**TASK DESCRIPTION**
Each entry in the listing below should be restated word for word.

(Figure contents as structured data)
──────────
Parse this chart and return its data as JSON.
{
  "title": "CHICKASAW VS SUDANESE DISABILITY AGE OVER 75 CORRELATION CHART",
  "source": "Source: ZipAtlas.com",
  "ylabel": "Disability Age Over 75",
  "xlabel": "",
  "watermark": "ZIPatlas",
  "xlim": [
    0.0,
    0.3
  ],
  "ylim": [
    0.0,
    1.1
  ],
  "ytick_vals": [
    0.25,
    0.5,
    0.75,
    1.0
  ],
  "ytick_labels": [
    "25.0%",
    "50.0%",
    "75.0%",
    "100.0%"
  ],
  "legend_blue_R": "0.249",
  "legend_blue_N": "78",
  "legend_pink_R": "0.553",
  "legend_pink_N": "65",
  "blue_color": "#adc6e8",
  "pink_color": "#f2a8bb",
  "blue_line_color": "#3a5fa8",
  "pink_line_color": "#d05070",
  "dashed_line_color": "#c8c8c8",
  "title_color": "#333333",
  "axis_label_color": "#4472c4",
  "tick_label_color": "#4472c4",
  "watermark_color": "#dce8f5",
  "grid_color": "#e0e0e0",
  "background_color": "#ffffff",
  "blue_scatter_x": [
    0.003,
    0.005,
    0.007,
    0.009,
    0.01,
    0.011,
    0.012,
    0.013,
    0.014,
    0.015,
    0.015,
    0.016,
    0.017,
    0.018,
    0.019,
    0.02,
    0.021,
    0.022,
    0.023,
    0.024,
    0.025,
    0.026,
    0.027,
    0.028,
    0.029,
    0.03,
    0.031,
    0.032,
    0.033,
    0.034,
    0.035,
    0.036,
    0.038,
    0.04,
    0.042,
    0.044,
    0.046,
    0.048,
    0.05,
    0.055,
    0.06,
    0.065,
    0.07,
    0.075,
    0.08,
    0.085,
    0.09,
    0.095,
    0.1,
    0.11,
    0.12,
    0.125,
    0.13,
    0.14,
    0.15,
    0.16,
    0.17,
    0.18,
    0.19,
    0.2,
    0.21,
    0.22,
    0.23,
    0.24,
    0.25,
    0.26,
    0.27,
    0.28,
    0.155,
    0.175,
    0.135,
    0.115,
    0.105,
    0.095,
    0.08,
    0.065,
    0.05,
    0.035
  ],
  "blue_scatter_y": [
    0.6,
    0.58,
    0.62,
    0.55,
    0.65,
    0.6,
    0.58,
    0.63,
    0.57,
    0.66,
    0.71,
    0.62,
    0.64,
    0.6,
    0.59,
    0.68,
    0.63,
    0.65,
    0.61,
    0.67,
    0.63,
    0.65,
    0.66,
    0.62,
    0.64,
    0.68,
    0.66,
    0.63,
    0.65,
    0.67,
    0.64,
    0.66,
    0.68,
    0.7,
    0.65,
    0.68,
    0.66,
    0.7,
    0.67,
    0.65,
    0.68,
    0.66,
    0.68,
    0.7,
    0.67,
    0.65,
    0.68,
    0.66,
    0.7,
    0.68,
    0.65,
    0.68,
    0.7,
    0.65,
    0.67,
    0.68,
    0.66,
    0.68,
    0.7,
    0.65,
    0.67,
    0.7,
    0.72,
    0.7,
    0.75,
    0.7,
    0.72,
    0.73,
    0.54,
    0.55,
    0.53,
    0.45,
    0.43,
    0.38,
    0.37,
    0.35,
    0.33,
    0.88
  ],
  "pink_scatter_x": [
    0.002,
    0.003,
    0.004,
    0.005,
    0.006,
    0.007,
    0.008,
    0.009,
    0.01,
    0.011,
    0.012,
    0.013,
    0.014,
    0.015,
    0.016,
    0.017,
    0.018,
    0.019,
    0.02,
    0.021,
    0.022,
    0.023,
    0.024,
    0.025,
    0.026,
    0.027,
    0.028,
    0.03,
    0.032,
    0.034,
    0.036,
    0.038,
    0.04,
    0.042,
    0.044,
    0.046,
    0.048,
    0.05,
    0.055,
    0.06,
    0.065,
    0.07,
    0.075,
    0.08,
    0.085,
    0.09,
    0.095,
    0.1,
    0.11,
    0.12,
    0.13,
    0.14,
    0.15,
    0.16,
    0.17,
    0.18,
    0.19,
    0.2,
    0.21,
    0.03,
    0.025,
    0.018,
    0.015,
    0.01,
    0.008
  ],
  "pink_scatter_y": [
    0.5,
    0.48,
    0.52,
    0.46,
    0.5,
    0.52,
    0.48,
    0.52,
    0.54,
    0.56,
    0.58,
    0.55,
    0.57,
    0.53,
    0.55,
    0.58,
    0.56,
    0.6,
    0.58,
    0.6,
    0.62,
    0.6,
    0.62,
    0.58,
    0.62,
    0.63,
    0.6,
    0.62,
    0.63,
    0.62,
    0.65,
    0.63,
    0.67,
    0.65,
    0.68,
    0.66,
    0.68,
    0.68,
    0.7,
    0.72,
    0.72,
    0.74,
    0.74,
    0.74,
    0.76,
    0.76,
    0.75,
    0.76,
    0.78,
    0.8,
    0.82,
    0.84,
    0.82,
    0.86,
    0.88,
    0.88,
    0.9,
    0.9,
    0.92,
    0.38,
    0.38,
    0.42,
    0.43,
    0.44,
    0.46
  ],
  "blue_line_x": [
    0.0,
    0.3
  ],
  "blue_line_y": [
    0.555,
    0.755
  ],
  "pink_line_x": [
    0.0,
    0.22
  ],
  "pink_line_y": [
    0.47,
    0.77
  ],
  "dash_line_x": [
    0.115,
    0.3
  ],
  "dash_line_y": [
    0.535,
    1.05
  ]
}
──────────
**PROBLEM SOLUTION**
Parse this chart and return its data as JSON.
{
  "title": "CHICKASAW VS SUDANESE DISABILITY AGE OVER 75 CORRELATION CHART",
  "source": "Source: ZipAtlas.com",
  "ylabel": "Disability Age Over 75",
  "xlabel": "",
  "watermark": "ZIPatlas",
  "xlim": [
    0.0,
    0.3
  ],
  "ylim": [
    0.0,
    1.1
  ],
  "ytick_vals": [
    0.25,
    0.5,
    0.75,
    1.0
  ],
  "ytick_labels": [
    "25.0%",
    "50.0%",
    "75.0%",
    "100.0%"
  ],
  "legend_blue_R": "0.249",
  "legend_blue_N": "78",
  "legend_pink_R": "0.553",
  "legend_pink_N": "65",
  "blue_color": "#adc6e8",
  "pink_color": "#f2a8bb",
  "blue_line_color": "#3a5fa8",
  "pink_line_color": "#d05070",
  "dashed_line_color": "#c8c8c8",
  "title_color": "#333333",
  "axis_label_color": "#4472c4",
  "tick_label_color": "#4472c4",
  "watermark_color": "#dce8f5",
  "grid_color": "#e0e0e0",
  "background_color": "#ffffff",
  "blue_scatter_x": [
    0.003,
    0.005,
    0.007,
    0.009,
    0.01,
    0.011,
    0.012,
    0.013,
    0.014,
    0.015,
    0.015,
    0.016,
    0.017,
    0.018,
    0.019,
    0.02,
    0.021,
    0.022,
    0.023,
    0.024,
    0.025,
    0.026,
    0.027,
    0.028,
    0.029,
    0.03,
    0.031,
    0.032,
    0.033,
    0.034,
    0.035,
    0.036,
    0.038,
    0.04,
    0.042,
    0.044,
    0.046,
    0.048,
    0.05,
    0.055,
    0.06,
    0.065,
    0.07,
    0.075,
    0.08,
    0.085,
    0.09,
    0.095,
    0.1,
    0.11,
    0.12,
    0.125,
    0.13,
    0.14,
    0.15,
    0.16,
    0.17,
    0.18,
    0.19,
    0.2,
    0.21,
    0.22,
    0.23,
    0.24,
    0.25,
    0.26,
    0.27,
    0.28,
    0.155,
    0.175,
    0.135,
    0.115,
    0.105,
    0.095,
    0.08,
    0.065,
    0.05,
    0.035
  ],
  "blue_scatter_y": [
    0.6,
    0.58,
    0.62,
    0.55,
    0.65,
    0.6,
    0.58,
    0.63,
    0.57,
    0.66,
    0.71,
    0.62,
    0.64,
    0.6,
    0.59,
    0.68,
    0.63,
    0.65,
    0.61,
    0.67,
    0.63,
    0.65,
    0.66,
    0.62,
    0.64,
    0.68,
    0.66,
    0.63,
    0.65,
    0.67,
    0.64,
    0.66,
    0.68,
    0.7,
    0.65,
    0.68,
    0.66,
    0.7,
    0.67,
    0.65,
    0.68,
    0.66,
    0.68,
    0.7,
    0.67,
    0.65,
    0.68,
    0.66,
    0.7,
    0.68,
    0.65,
    0.68,
    0.7,
    0.65,
    0.67,
    0.68,
    0.66,
    0.68,
    0.7,
    0.65,
    0.67,
    0.7,
    0.72,
    0.7,
    0.75,
    0.7,
    0.72,
    0.73,
    0.54,
    0.55,
    0.53,
    0.45,
    0.43,
    0.38,
    0.37,
    0.35,
    0.33,
    0.88
  ],
  "pink_scatter_x": [
    0.002,
    0.003,
    0.004,
    0.005,
    0.006,
    0.007,
    0.008,
    0.009,
    0.01,
    0.011,
    0.012,
    0.013,
    0.014,
    0.015,
    0.016,
    0.017,
    0.018,
    0.019,
    0.02,
    0.021,
    0.022,
    0.023,
    0.024,
    0.025,
    0.026,
    0.027,
    0.028,
    0.03,
    0.032,
    0.034,
    0.036,
    0.038,
    0.04,
    0.042,
    0.044,
    0.046,
    0.048,
    0.05,
    0.055,
    0.06,
    0.065,
    0.07,
    0.075,
    0.08,
    0.085,
    0.09,
    0.095,
    0.1,
    0.11,
    0.12,
    0.13,
    0.14,
    0.15,
    0.16,
    0.17,
    0.18,
    0.19,
    0.2,
    0.21,
    0.03,
    0.025,
    0.018,
    0.015,
    0.01,
    0.008
  ],
  "pink_scatter_y": [
    0.5,
    0.48,
    0.52,
    0.46,
    0.5,
    0.52,
    0.48,
    0.52,
    0.54,
    0.56,
    0.58,
    0.55,
    0.57,
    0.53,
    0.55,
    0.58,
    0.56,
    0.6,
    0.58,
    0.6,
    0.62,
    0.6,
    0.62,
    0.58,
    0.62,
    0.63,
    0.6,
    0.62,
    0.63,
    0.62,
    0.65,
    0.63,
    0.67,
    0.65,
    0.68,
    0.66,
    0.68,
    0.68,
    0.7,
    0.72,
    0.72,
    0.74,
    0.74,
    0.74,
    0.76,
    0.76,
    0.75,
    0.76,
    0.78,
    0.8,
    0.82,
    0.84,
    0.82,
    0.86,
    0.88,
    0.88,
    0.9,
    0.9,
    0.92,
    0.38,
    0.38,
    0.42,
    0.43,
    0.44,
    0.46
  ],
  "blue_line_x": [
    0.0,
    0.3
  ],
  "blue_line_y": [
    0.555,
    0.755
  ],
  "pink_line_x": [
    0.0,
    0.22
  ],
  "pink_line_y": [
    0.47,
    0.77
  ],
  "dash_line_x": [
    0.115,
    0.3
  ],
  "dash_line_y": [
    0.535,
    1.05
  ]
}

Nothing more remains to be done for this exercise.